> **Qué se pide**
Copia palabra por palabra el pasaje del hilo sobre crisoles para microondas que empieza en las palabras "También se puede" y se detiene después de "se puede tapar.".

> **Texto proporcionado**
'''
Lo que no comenta que el termostato del micro se dispara sobre los 80ºC y tanto rato, por mucho que aísle el ladrillo, el interior si coge esa temperatura fácilmente y el magnetron deja de funcionar..hasta que vuelve a bajar la Tª.  Si lo cambias por otro, p.e. de 105ºC se quema el micro o el magnetron... 
También se puede emplear crisol de oxido de aluminio, ambos se pueden conseguir en botes de kilo (o debería) en suministro industrial especializados en venta abrasivos, lijas, muelas, pulimentos. 
Hay muelas de forma copa-vaso, creo que se ha comentado, pero con agujero y alguna plomo, se puede tapar.
Pero vamos, aquí se pueden conseguir fácilmente el crisol cerámico , se emplea en Joyeria, osea en suministro industrial de joyería. Este es blaco, osea, de oxido de aluminio, otro mineral empleado en la fabricación de lijas, muelas...
La marca Debray, vende botes de un Kg. de estos minerales, en varias calidades y granulometria.
Saludos.


----------



## anajesusa (Abr 29, 2015)

Al microondas que tengo para experimentos salta el termostato que esta sobre el transformador(el secundario) cuando supero los 15 minutos, no sabìa lo del oxido de aluminio, buen dato, supongo que la vitrificaciòn serà igual que con el carborundo con algun aglomerante, bentonita por ejemplo. Gracias por el dato


----------



## Tachenk (Abr 30, 2015)

Tambien serviria el silex, se emplea de la misma y se consigue en los mismos sitios.
La resina fenolica se emplea como aglomerante pero al horno.


----------



## Tachenk (May 1, 2015)

De todas maneras por lo que cuesta un crisol ceramico ya hecho no merece la pena tanta complicación:
http://www.ebay.es/itm/331540343202?ssPageName=STRK:MEWAX:IT&_trksid=p3984.m1438.l2649


----------



## pandacba (May 1, 2015)

Se te olvida un punto, es que como se comporta la cerámica en el microondas, no estamos hablando de un horno eléctrico, el material debe absorver y no tener compuestos metálicos en su composición.....


----------



## Tachenk (May 1, 2015)

Claro. Es un crisol cerámico. ¿Donde esta el metal?


----------



## yosimiro (May 1, 2015)

No he querido decir nada antes, respecto del oxido de aluminio.
Pero *no creo que sea tan eficiente en la absorción de las microondas, como el carburo de silicio.*
De hecho en varias páginas dedicadas al uso del MO para fusión de metales, se pone énfasis en que debe ser este último, y no el primero.

Por supuesto que un crisol ”*comprado*” a de ser más barato.
Pero el hecho de que sirva para lo que es, no significa que se pueda usar en la fusión por microondas.

La única observación que hago, ya se tocó en el post, y es que se me ocurre riesgoso mantener el horno encendido por períodos muy largos, ya que fue pensado para  tiempos menores.
'''
(Registros de anotación espacial)
'''
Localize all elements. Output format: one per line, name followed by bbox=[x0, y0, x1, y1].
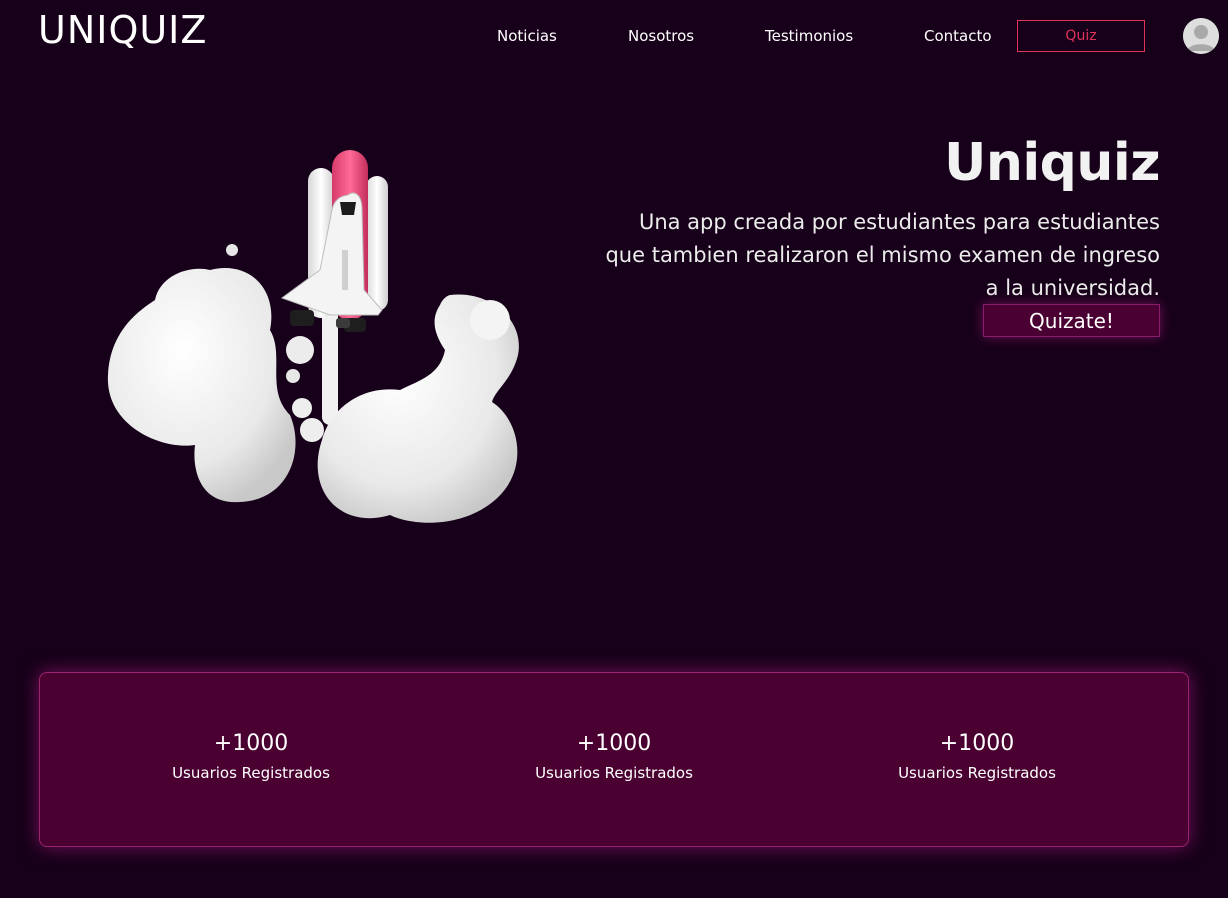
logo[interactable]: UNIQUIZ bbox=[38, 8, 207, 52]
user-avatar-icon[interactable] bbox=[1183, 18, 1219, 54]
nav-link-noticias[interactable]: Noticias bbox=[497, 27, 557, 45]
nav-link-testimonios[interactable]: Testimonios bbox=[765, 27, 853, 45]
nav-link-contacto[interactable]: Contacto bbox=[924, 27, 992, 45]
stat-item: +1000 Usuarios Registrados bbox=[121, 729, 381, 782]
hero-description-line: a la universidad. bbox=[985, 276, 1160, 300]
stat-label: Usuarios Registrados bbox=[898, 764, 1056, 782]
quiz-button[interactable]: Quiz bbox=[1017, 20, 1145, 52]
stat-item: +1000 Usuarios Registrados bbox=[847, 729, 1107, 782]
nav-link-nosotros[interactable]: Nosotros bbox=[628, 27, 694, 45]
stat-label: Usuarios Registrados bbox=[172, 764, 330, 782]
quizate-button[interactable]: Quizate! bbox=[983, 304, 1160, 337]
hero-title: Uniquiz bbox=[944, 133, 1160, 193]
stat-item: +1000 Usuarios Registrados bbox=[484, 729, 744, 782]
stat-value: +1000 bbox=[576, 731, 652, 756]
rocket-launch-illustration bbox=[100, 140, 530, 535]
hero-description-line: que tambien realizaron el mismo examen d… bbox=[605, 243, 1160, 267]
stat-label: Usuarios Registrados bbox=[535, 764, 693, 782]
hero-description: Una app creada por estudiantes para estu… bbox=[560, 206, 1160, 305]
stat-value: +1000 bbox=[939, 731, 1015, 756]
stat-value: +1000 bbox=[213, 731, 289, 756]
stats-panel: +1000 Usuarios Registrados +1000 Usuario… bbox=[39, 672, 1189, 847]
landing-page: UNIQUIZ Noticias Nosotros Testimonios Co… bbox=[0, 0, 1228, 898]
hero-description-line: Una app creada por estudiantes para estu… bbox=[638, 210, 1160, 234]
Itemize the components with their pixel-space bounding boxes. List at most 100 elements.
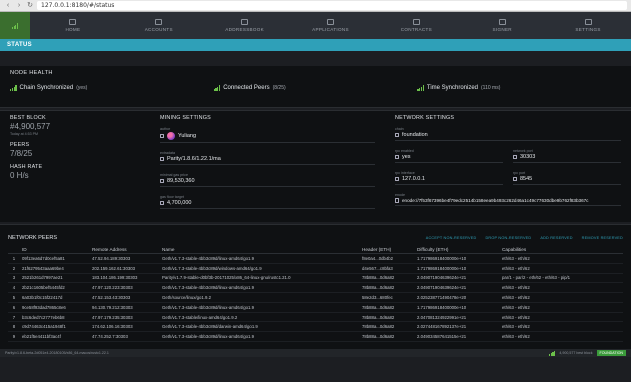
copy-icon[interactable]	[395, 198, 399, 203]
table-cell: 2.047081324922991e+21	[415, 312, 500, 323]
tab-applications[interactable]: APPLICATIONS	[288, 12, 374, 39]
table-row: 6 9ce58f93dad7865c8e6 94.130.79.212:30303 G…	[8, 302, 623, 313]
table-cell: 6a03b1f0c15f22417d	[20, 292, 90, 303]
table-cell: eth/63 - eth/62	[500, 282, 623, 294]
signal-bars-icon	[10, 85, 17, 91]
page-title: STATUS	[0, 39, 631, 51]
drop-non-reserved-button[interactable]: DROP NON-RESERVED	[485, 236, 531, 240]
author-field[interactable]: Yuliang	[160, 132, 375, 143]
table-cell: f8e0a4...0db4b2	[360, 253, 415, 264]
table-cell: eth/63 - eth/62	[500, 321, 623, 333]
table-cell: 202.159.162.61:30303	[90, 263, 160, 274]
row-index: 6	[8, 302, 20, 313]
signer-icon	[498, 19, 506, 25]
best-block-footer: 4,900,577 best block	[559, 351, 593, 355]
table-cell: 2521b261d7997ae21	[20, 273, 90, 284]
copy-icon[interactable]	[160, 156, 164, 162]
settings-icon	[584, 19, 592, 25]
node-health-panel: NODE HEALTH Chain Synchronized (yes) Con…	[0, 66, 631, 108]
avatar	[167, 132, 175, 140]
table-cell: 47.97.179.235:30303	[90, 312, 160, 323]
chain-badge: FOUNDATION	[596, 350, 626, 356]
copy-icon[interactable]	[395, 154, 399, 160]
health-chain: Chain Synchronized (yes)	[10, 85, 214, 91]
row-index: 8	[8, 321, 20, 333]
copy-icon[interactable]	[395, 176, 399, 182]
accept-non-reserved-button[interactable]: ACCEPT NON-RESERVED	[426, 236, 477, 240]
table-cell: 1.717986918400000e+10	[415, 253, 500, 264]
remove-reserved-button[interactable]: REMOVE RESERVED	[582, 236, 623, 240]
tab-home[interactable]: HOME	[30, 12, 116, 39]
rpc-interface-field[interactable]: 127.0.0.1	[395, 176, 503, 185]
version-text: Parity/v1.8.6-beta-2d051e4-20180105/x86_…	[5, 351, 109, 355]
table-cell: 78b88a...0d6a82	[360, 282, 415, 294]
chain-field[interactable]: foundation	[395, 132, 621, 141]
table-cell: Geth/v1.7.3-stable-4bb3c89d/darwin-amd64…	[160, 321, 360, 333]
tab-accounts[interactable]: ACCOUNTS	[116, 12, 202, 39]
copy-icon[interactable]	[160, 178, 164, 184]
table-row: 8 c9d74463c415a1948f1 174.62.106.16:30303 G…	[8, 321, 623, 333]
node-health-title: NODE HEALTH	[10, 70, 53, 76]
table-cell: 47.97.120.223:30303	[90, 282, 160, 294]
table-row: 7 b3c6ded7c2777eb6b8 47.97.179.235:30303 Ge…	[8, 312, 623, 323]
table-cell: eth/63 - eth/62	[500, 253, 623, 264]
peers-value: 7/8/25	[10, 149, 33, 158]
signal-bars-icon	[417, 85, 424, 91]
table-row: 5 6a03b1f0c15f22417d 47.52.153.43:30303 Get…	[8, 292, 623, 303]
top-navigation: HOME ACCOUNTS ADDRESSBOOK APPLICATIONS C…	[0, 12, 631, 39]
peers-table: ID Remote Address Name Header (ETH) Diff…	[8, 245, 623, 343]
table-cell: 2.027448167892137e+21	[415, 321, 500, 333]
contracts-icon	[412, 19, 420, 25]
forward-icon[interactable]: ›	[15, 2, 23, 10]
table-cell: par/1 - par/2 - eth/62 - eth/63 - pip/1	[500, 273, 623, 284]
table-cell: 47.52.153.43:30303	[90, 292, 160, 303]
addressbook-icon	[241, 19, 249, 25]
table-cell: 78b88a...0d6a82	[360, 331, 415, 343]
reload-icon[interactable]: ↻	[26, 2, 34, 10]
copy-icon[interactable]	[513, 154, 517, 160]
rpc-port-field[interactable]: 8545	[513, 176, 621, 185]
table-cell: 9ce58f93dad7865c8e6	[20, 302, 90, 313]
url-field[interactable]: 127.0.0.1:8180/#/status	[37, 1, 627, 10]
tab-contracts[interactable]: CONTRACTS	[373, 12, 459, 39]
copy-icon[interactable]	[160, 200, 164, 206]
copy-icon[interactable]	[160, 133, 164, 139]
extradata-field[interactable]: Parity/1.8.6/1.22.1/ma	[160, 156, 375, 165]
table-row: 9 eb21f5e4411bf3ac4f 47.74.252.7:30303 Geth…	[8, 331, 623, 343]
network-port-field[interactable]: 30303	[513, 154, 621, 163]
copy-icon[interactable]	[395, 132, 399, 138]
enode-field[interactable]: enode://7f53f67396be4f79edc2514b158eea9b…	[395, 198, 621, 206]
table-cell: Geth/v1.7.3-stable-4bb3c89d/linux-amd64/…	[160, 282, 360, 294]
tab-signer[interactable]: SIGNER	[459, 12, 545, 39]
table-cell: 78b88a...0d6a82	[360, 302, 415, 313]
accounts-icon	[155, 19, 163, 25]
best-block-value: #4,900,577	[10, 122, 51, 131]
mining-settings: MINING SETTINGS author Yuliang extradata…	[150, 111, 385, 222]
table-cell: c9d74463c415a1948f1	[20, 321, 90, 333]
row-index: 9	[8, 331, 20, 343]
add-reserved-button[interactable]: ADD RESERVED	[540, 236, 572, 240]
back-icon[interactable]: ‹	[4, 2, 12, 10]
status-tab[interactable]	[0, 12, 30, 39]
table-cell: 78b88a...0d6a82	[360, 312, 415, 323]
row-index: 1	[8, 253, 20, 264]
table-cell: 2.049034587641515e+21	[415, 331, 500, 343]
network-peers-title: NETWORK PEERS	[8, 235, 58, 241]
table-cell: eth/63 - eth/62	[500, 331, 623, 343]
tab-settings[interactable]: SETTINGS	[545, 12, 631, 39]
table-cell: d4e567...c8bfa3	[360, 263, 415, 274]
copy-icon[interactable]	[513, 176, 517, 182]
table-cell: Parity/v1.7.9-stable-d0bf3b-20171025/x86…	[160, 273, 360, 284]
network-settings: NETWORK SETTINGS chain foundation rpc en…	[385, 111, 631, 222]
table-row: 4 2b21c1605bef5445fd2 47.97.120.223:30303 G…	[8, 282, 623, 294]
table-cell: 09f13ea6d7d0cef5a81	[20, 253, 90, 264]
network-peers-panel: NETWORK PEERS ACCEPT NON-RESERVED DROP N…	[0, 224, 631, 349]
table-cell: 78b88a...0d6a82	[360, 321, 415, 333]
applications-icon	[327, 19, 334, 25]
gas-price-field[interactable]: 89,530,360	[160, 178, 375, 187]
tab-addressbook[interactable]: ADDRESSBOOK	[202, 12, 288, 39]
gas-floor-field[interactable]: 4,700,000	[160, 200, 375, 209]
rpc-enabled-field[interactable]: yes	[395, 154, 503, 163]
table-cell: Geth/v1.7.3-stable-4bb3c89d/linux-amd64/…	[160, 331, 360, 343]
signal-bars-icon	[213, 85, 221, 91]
'''
> **Resultado de la tarea**
También se puede emplear crisol de oxido de aluminio, ambos se pueden conseguir en botes de kilo (o debería) en suministro industrial especializados en venta abrasivos, lijas, muelas, pulimentos. 
Hay muelas de forma copa-vaso, creo que se ha comentado, pero con agujero y alguna plomo, se puede tapar.